# [Work instructions]
Extract every line of the entries below that contains the word "elements". Case counts, so match only that exact capitalization.

# [Available records]
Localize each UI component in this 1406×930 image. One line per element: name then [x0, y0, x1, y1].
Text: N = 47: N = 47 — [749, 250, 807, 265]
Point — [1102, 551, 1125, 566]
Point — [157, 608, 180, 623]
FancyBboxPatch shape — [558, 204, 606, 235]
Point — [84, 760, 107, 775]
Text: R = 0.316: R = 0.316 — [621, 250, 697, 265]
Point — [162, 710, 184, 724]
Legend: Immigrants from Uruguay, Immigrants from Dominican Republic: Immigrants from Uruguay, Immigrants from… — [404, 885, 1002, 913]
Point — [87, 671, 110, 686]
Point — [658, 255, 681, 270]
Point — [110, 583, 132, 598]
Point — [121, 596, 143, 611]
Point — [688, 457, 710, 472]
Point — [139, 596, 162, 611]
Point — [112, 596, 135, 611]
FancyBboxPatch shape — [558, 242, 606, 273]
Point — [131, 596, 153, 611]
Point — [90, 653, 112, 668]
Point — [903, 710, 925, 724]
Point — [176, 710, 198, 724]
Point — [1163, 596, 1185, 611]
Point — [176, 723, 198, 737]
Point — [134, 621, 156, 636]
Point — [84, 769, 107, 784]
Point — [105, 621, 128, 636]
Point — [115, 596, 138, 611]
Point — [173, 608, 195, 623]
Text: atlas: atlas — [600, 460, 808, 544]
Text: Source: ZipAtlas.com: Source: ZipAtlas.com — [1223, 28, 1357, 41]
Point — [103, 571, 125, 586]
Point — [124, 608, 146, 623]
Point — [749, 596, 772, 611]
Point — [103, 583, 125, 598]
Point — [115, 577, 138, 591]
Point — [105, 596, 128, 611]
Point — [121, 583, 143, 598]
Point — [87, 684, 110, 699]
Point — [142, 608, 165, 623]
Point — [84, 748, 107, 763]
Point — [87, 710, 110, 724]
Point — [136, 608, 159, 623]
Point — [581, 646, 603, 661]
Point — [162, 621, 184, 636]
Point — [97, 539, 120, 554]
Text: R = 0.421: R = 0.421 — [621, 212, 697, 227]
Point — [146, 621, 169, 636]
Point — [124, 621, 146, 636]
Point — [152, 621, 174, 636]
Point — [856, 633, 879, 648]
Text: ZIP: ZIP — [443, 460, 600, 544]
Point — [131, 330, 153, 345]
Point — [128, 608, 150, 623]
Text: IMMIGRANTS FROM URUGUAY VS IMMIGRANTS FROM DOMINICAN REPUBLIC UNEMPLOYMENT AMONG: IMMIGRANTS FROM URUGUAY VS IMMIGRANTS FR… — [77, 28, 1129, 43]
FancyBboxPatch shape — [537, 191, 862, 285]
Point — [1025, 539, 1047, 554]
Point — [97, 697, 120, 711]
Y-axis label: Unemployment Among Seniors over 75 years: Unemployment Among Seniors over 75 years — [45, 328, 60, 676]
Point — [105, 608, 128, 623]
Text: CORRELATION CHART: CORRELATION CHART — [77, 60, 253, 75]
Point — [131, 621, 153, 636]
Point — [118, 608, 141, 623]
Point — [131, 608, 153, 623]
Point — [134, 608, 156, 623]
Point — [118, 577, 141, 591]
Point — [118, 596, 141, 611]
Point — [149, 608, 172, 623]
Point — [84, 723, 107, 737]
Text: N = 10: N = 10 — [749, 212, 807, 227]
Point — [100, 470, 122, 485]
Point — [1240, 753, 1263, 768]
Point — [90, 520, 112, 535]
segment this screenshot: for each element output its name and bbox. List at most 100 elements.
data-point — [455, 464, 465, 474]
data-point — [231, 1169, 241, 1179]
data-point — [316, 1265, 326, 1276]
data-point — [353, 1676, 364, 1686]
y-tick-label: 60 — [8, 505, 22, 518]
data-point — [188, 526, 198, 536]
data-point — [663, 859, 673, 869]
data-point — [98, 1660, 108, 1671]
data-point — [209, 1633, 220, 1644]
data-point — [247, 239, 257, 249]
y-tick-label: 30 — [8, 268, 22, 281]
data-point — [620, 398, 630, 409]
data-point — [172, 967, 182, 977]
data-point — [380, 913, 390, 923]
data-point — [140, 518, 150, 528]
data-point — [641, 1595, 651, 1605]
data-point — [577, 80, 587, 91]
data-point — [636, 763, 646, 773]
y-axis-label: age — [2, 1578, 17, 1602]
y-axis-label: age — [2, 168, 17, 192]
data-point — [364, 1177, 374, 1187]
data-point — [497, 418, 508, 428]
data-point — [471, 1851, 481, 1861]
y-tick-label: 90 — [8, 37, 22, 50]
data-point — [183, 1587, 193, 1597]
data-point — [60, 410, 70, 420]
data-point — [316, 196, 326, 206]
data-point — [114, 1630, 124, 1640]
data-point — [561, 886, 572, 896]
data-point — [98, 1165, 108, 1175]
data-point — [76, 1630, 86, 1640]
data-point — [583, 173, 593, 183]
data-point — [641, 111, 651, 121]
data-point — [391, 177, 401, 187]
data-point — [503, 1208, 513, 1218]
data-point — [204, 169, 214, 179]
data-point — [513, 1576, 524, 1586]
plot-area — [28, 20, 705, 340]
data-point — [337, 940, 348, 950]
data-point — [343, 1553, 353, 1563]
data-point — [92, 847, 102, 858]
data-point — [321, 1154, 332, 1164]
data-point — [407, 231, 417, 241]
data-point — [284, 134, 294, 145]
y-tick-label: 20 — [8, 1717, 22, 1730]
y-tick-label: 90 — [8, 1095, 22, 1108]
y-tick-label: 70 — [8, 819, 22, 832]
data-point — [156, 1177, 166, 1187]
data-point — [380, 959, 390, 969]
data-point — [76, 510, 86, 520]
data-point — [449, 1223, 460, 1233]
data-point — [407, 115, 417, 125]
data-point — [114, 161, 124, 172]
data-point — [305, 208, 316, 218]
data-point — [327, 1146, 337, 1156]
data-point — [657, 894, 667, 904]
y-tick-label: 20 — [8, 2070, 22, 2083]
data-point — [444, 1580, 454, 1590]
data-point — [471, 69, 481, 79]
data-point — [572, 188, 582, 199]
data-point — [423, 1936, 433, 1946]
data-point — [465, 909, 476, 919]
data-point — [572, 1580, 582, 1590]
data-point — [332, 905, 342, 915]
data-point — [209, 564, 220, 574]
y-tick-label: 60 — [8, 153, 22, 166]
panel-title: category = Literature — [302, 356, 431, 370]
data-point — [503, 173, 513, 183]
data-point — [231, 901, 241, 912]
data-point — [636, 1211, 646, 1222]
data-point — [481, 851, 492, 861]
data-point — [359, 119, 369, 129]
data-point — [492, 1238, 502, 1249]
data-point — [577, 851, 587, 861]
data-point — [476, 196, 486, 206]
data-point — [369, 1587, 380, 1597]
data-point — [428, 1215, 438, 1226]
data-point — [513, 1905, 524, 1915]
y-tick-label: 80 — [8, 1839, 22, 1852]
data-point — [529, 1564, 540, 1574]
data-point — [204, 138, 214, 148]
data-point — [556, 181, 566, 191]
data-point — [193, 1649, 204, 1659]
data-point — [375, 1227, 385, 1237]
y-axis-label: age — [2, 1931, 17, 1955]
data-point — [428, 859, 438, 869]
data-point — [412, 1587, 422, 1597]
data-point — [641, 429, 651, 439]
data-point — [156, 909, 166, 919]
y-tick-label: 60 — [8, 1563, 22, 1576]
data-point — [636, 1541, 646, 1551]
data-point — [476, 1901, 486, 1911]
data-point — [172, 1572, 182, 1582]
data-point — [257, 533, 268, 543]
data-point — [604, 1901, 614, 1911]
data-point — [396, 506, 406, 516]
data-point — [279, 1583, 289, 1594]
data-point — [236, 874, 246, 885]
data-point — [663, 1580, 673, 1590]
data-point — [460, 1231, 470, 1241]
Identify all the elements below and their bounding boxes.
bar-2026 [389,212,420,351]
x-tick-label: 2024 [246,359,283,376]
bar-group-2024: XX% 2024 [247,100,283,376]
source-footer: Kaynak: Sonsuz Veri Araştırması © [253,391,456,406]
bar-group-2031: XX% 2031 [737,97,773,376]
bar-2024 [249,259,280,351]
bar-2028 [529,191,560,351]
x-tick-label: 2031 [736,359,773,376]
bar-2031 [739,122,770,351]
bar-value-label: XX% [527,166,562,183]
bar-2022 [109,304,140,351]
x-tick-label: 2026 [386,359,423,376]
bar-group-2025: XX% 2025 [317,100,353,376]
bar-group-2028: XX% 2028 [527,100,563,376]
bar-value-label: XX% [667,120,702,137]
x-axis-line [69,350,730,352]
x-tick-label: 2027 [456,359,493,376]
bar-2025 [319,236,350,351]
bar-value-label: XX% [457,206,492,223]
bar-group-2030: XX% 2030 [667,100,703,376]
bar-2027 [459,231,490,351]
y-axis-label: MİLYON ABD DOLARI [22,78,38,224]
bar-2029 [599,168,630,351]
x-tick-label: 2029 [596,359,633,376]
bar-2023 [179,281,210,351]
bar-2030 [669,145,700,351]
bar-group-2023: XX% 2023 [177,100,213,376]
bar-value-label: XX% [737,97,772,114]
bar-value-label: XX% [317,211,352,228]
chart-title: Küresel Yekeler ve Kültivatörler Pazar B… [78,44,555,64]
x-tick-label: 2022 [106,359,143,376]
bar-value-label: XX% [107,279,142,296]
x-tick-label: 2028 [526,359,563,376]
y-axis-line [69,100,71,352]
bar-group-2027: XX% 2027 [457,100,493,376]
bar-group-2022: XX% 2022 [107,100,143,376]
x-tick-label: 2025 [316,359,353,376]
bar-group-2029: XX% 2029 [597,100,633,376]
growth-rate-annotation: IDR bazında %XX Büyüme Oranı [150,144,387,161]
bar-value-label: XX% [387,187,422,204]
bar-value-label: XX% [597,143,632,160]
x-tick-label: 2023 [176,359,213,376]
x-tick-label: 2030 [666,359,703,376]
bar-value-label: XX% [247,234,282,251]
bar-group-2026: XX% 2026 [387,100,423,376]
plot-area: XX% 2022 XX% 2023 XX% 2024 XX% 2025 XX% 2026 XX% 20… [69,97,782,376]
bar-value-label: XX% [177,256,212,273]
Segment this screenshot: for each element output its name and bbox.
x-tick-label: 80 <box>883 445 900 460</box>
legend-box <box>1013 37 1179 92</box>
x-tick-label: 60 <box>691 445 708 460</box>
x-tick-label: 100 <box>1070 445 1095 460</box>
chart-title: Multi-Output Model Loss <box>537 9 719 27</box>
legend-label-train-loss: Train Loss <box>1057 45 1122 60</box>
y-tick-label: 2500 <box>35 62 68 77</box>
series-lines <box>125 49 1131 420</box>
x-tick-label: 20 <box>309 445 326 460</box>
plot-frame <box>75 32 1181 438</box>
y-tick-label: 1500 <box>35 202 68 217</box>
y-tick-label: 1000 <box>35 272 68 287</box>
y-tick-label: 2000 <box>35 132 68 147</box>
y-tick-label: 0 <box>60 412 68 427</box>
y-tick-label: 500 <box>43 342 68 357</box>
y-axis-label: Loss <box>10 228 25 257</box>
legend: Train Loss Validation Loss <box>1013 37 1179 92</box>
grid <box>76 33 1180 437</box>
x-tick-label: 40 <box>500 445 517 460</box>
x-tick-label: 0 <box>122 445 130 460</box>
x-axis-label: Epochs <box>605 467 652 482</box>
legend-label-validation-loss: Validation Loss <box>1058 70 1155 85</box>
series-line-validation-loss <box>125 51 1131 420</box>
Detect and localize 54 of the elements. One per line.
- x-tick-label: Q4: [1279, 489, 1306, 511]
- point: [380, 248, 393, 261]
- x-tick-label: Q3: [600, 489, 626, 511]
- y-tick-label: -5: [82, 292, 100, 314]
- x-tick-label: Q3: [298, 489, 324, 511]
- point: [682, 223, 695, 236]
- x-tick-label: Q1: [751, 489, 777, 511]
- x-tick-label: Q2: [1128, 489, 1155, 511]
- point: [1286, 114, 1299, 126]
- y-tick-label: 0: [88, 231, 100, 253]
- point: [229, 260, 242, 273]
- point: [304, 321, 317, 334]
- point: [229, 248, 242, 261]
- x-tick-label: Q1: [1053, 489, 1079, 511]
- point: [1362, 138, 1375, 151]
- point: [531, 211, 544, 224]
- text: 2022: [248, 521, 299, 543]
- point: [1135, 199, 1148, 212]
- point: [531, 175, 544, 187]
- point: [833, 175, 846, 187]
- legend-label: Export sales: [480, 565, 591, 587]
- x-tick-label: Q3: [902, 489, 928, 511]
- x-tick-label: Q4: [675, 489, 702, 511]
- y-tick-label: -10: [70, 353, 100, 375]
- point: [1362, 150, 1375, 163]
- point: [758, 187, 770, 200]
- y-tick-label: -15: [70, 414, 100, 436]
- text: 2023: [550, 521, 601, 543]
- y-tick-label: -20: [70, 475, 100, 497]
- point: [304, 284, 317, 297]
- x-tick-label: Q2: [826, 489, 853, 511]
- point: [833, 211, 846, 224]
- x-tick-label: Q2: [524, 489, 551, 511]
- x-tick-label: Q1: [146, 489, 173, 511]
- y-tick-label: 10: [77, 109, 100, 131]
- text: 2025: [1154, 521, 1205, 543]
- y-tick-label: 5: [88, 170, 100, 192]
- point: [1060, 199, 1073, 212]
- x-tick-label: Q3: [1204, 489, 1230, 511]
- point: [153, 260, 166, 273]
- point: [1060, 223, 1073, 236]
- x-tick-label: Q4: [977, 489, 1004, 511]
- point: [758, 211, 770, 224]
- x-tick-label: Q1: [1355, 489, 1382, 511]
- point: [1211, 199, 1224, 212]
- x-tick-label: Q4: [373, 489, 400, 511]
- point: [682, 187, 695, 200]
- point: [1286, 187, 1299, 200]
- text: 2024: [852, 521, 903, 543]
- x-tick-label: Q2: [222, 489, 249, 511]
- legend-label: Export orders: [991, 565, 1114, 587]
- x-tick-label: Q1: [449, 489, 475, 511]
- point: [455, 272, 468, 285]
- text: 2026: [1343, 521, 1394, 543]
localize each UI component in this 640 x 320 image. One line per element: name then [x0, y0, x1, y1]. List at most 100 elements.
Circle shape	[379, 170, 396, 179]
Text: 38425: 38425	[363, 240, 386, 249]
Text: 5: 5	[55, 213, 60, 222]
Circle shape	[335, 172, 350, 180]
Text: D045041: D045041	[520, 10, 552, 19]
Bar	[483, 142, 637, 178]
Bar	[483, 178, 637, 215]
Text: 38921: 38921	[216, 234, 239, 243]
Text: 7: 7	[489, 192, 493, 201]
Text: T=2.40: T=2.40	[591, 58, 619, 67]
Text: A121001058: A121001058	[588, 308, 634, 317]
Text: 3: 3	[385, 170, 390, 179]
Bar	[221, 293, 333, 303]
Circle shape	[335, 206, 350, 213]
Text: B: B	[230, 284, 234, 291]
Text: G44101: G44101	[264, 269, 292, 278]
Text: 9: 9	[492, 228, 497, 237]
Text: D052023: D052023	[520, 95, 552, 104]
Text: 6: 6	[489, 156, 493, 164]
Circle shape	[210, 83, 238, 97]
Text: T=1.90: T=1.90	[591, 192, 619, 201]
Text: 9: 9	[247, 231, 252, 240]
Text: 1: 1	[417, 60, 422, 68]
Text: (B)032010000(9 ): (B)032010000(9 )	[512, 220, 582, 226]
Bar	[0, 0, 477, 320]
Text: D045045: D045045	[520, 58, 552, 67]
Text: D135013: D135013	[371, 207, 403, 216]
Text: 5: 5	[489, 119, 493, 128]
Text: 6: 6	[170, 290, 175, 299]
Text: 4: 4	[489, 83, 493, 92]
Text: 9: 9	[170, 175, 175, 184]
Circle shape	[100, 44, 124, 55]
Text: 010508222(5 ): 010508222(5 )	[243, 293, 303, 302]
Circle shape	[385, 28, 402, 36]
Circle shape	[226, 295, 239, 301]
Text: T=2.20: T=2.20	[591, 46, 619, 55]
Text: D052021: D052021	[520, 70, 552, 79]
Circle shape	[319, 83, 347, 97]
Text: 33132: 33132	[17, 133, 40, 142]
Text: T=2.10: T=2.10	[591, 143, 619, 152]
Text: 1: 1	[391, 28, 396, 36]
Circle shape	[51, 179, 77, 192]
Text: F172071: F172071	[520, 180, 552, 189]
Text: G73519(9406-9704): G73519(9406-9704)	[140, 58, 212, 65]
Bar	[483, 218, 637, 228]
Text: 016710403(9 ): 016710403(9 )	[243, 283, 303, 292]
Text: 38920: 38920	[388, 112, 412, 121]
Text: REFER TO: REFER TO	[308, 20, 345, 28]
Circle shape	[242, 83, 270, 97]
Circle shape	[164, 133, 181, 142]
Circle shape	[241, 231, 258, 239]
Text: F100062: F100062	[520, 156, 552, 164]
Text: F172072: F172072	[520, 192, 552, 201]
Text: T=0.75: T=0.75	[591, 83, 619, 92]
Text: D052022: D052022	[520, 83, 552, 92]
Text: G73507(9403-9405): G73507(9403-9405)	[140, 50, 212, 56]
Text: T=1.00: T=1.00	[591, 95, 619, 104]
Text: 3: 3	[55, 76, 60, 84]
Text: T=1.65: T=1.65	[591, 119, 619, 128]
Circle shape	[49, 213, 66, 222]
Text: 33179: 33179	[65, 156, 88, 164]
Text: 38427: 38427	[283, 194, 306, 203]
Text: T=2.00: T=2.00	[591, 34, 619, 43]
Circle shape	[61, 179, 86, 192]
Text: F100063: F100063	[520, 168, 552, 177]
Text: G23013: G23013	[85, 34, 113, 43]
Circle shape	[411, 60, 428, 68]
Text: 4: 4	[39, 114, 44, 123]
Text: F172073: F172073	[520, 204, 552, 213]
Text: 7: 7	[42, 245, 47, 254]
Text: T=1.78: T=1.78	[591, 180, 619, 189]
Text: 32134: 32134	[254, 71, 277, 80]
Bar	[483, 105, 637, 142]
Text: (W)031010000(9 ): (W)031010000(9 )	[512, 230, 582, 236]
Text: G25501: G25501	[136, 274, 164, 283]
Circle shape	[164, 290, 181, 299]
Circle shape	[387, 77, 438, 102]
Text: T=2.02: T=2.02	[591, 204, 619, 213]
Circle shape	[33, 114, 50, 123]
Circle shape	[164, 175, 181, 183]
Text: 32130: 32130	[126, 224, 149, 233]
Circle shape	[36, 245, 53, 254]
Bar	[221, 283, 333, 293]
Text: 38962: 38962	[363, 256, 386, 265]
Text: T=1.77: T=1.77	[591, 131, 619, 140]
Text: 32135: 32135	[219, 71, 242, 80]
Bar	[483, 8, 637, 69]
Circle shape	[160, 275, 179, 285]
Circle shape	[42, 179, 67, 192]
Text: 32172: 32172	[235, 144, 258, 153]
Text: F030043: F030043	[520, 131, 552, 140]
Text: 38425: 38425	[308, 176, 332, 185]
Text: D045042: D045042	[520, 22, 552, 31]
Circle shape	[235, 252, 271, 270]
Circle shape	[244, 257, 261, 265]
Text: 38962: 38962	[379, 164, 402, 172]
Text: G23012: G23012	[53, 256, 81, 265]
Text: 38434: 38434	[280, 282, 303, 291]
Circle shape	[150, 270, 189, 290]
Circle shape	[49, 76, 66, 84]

# [Written reply]
segment this screenshot: for each element output its name and bbox. List at most 100 elements.
Identify all the elements below and their bounding boxes.
Detect and localize 54 of the elements. One per line.
localize each UI component in this 640 x 320 image. One line per element: name then [x0, y0, x1, y1]. List at most 100 elements.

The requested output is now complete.